### JOB
All lines from the one with "What text is on this page?" to the end need to be copied exactly, with nothing before them.

### RECORDS PROVIDED
....

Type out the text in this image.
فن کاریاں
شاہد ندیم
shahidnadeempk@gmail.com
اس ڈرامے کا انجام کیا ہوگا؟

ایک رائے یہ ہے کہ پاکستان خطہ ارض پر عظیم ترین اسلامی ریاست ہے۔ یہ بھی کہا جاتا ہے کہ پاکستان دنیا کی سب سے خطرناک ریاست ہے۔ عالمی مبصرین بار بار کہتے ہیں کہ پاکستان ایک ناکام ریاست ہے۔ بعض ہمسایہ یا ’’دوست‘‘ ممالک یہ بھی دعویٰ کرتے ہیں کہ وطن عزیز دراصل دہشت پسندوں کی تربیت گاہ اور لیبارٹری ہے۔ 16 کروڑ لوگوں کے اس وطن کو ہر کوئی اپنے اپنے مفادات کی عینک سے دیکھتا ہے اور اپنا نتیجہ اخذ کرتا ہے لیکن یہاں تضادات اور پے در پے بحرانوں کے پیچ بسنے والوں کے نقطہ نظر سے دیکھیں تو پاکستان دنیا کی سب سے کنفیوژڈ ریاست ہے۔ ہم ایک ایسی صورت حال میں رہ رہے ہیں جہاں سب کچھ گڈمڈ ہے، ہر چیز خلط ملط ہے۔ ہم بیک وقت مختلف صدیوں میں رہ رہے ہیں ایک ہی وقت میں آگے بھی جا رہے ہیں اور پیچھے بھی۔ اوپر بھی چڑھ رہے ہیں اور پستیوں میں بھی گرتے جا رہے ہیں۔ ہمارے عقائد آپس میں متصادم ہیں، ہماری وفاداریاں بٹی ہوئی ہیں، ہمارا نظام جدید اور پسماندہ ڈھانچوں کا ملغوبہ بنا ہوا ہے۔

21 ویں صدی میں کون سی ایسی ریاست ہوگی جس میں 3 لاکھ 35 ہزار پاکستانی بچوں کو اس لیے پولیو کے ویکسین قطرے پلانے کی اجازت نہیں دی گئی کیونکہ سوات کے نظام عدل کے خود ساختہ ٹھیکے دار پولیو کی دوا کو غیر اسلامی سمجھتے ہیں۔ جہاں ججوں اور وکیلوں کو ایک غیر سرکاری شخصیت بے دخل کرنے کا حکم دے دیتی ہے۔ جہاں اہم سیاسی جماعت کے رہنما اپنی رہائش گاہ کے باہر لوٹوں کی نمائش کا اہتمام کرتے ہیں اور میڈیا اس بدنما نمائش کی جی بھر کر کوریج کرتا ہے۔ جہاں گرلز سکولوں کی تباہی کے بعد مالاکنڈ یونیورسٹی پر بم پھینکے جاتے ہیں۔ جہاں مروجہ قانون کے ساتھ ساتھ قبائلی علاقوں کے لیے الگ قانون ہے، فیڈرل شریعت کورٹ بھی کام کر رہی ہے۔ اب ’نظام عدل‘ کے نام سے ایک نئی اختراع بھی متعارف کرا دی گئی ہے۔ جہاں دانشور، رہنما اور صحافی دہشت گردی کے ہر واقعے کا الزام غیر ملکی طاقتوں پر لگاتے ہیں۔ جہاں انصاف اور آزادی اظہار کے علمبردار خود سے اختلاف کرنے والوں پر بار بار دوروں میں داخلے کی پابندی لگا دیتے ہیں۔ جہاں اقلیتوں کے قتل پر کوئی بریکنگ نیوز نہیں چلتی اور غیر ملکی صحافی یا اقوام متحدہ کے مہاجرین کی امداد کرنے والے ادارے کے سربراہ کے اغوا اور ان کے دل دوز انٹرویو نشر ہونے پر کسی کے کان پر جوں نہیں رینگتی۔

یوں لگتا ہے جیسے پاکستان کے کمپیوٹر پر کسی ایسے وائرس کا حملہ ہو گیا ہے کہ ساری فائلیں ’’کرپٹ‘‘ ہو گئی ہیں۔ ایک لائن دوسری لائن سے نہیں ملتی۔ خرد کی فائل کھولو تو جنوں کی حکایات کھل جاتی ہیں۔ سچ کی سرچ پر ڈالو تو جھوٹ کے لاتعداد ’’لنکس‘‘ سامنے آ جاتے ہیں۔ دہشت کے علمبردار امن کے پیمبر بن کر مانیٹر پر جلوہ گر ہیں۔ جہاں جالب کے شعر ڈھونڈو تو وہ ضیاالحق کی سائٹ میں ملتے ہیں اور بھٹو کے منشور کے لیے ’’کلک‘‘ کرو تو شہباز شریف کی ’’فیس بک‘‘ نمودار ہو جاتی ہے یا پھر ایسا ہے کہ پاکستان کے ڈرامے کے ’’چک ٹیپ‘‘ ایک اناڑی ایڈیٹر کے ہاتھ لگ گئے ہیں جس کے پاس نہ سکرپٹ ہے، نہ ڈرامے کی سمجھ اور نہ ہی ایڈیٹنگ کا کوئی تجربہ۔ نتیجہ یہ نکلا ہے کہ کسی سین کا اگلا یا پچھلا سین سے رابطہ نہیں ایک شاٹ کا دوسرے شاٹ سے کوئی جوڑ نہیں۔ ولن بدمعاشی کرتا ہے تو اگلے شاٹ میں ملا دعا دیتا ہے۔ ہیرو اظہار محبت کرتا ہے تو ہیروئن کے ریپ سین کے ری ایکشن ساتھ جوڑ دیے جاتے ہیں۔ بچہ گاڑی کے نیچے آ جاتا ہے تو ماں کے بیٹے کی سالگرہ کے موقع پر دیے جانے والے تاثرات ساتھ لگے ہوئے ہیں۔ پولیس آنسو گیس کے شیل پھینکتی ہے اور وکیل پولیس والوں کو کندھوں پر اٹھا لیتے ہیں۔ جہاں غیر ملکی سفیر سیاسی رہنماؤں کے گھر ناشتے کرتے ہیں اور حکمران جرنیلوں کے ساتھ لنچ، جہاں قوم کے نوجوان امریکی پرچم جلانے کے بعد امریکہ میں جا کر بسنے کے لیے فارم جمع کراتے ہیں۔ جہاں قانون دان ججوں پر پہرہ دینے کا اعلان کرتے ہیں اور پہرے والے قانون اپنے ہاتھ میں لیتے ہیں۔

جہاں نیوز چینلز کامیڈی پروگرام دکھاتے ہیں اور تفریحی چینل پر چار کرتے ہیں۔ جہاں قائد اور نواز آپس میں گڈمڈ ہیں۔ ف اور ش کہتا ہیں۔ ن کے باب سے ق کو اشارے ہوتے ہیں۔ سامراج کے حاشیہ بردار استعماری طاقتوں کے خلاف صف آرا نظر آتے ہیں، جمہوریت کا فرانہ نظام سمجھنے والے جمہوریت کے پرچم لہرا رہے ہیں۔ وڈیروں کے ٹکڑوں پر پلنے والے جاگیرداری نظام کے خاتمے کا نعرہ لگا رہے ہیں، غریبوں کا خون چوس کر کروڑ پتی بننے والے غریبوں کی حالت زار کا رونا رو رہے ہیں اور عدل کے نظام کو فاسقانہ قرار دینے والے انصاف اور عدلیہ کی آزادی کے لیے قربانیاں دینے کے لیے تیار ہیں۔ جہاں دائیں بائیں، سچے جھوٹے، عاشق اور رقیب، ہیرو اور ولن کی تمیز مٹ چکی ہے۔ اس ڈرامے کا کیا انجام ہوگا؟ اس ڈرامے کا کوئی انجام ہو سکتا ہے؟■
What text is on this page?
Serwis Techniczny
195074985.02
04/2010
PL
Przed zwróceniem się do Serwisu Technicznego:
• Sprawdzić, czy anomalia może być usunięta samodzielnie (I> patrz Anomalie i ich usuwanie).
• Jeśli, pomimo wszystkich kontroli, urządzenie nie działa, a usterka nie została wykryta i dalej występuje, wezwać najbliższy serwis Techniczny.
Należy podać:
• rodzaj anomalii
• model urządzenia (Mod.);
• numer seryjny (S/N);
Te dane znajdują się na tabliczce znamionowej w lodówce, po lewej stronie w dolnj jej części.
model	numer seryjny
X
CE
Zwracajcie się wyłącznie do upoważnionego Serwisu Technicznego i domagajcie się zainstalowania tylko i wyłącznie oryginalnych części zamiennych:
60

....

### SOLUTION TO THE PROBLEM
What text is on this page?
Serwis Techniczny
195074985.02
04/2010
PL
Przed zwróceniem się do Serwisu Technicznego:
• Sprawdzić, czy anomalia może być usunięta samodzielnie (I> patrz Anomalie i ich usuwanie).
• Jeśli, pomimo wszystkich kontroli, urządzenie nie działa, a usterka nie została wykryta i dalej występuje, wezwać najbliższy serwis Techniczny.
Należy podać:
• rodzaj anomalii
• model urządzenia (Mod.);
• numer seryjny (S/N);
Te dane znajdują się na tabliczce znamionowej w lodówce, po lewej stronie w dolnj jej części.
model	numer seryjny
X
CE
Zwracajcie się wyłącznie do upoważnionego Serwisu Technicznego i domagajcie się zainstalowania tylko i wyłącznie oryginalnych części zamiennych:
60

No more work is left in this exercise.